TASK BRIEF
Take the entries below and print all of them exactly, please.

[Stored data]
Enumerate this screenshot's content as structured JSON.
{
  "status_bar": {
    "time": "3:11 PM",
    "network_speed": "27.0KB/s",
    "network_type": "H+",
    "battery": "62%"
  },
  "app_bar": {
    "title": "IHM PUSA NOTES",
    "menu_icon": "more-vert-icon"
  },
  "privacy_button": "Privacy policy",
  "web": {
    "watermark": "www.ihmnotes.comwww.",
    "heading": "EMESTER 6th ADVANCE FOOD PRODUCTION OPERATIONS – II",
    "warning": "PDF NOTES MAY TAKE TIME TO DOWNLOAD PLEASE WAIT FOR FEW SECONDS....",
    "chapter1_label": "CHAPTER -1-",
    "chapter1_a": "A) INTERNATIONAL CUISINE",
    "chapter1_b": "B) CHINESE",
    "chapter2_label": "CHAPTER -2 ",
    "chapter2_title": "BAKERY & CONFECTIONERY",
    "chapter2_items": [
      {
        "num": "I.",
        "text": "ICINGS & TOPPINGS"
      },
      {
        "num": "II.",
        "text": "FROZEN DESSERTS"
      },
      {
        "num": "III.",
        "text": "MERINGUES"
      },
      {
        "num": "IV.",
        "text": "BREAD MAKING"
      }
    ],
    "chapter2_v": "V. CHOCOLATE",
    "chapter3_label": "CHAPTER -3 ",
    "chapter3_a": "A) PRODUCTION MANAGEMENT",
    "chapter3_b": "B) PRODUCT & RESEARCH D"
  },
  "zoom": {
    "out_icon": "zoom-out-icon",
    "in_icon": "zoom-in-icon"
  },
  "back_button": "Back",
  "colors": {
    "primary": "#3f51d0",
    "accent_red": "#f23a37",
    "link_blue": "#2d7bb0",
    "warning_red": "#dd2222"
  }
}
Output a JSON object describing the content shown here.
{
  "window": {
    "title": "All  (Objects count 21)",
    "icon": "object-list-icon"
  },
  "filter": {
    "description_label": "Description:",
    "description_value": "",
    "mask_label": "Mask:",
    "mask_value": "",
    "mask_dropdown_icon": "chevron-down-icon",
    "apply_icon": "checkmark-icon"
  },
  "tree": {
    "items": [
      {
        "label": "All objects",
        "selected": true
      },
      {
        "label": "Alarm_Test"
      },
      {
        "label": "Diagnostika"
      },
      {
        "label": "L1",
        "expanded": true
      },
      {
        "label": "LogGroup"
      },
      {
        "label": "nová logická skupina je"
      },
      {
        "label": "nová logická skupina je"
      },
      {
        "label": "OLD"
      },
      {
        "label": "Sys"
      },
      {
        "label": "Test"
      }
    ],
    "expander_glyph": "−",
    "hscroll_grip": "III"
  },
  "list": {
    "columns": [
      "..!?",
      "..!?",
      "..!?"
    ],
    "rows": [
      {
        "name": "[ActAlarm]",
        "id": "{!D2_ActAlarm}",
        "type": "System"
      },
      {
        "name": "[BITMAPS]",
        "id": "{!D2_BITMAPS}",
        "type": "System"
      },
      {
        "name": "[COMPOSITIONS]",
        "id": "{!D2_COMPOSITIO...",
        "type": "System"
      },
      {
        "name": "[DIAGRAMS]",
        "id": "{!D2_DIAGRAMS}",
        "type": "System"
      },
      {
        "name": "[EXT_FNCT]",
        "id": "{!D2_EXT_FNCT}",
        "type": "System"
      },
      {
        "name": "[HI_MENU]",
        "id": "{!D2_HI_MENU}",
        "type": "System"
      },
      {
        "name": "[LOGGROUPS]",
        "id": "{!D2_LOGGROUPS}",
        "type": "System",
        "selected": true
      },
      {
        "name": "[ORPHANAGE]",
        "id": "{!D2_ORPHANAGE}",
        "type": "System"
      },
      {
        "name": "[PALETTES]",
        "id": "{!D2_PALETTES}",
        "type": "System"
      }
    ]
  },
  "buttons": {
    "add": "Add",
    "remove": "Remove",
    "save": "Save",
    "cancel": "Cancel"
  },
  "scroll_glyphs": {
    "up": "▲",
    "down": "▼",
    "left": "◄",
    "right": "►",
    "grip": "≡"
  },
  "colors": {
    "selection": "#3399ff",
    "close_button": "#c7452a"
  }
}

ANSWER FOR THE TASK
Enumerate this screenshot's content as structured JSON.
{
  "status_bar": {
    "time": "3:11 PM",
    "network_speed": "27.0KB/s",
    "network_type": "H+",
    "battery": "62%"
  },
  "app_bar": {
    "title": "IHM PUSA NOTES",
    "menu_icon": "more-vert-icon"
  },
  "privacy_button": "Privacy policy",
  "web": {
    "watermark": "www.ihmnotes.comwww.",
    "heading": "EMESTER 6th ADVANCE FOOD PRODUCTION OPERATIONS – II",
    "warning": "PDF NOTES MAY TAKE TIME TO DOWNLOAD PLEASE WAIT FOR FEW SECONDS....",
    "chapter1_label": "CHAPTER -1-",
    "chapter1_a": "A) INTERNATIONAL CUISINE",
    "chapter1_b": "B) CHINESE",
    "chapter2_label": "CHAPTER -2 ",
    "chapter2_title": "BAKERY & CONFECTIONERY",
    "chapter2_items": [
      {
        "num": "I.",
        "text": "ICINGS & TOPPINGS"
      },
      {
        "num": "II.",
        "text": "FROZEN DESSERTS"
      },
      {
        "num": "III.",
        "text": "MERINGUES"
      },
      {
        "num": "IV.",
        "text": "BREAD MAKING"
      }
    ],
    "chapter2_v": "V. CHOCOLATE",
    "chapter3_label": "CHAPTER -3 ",
    "chapter3_a": "A) PRODUCTION MANAGEMENT",
    "chapter3_b": "B) PRODUCT & RESEARCH D"
  },
  "zoom": {
    "out_icon": "zoom-out-icon",
    "in_icon": "zoom-in-icon"
  },
  "back_button": "Back",
  "colors": {
    "primary": "#3f51d0",
    "accent_red": "#f23a37",
    "link_blue": "#2d7bb0",
    "warning_red": "#dd2222"
  }
}
Output a JSON object describing the content shown here.
{
  "window": {
    "title": "All  (Objects count 21)",
    "icon": "object-list-icon"
  },
  "filter": {
    "description_label": "Description:",
    "description_value": "",
    "mask_label": "Mask:",
    "mask_value": "",
    "mask_dropdown_icon": "chevron-down-icon",
    "apply_icon": "checkmark-icon"
  },
  "tree": {
    "items": [
      {
        "label": "All objects",
        "selected": true
      },
      {
        "label": "Alarm_Test"
      },
      {
        "label": "Diagnostika"
      },
      {
        "label": "L1",
        "expanded": true
      },
      {
        "label": "LogGroup"
      },
      {
        "label": "nová logická skupina je"
      },
      {
        "label": "nová logická skupina je"
      },
      {
        "label": "OLD"
      },
      {
        "label": "Sys"
      },
      {
        "label": "Test"
      }
    ],
    "expander_glyph": "−",
    "hscroll_grip": "III"
  },
  "list": {
    "columns": [
      "..!?",
      "..!?",
      "..!?"
    ],
    "rows": [
      {
        "name": "[ActAlarm]",
        "id": "{!D2_ActAlarm}",
        "type": "System"
      },
      {
        "name": "[BITMAPS]",
        "id": "{!D2_BITMAPS}",
        "type": "System"
      },
      {
        "name": "[COMPOSITIONS]",
        "id": "{!D2_COMPOSITIO...",
        "type": "System"
      },
      {
        "name": "[DIAGRAMS]",
        "id": "{!D2_DIAGRAMS}",
        "type": "System"
      },
      {
        "name": "[EXT_FNCT]",
        "id": "{!D2_EXT_FNCT}",
        "type": "System"
      },
      {
        "name": "[HI_MENU]",
        "id": "{!D2_HI_MENU}",
        "type": "System"
      },
      {
        "name": "[LOGGROUPS]",
        "id": "{!D2_LOGGROUPS}",
        "type": "System",
        "selected": true
      },
      {
        "name": "[ORPHANAGE]",
        "id": "{!D2_ORPHANAGE}",
        "type": "System"
      },
      {
        "name": "[PALETTES]",
        "id": "{!D2_PALETTES}",
        "type": "System"
      }
    ]
  },
  "buttons": {
    "add": "Add",
    "remove": "Remove",
    "save": "Save",
    "cancel": "Cancel"
  },
  "scroll_glyphs": {
    "up": "▲",
    "down": "▼",
    "left": "◄",
    "right": "►",
    "grip": "≡"
  },
  "colors": {
    "selection": "#3399ff",
    "close_button": "#c7452a"
  }
}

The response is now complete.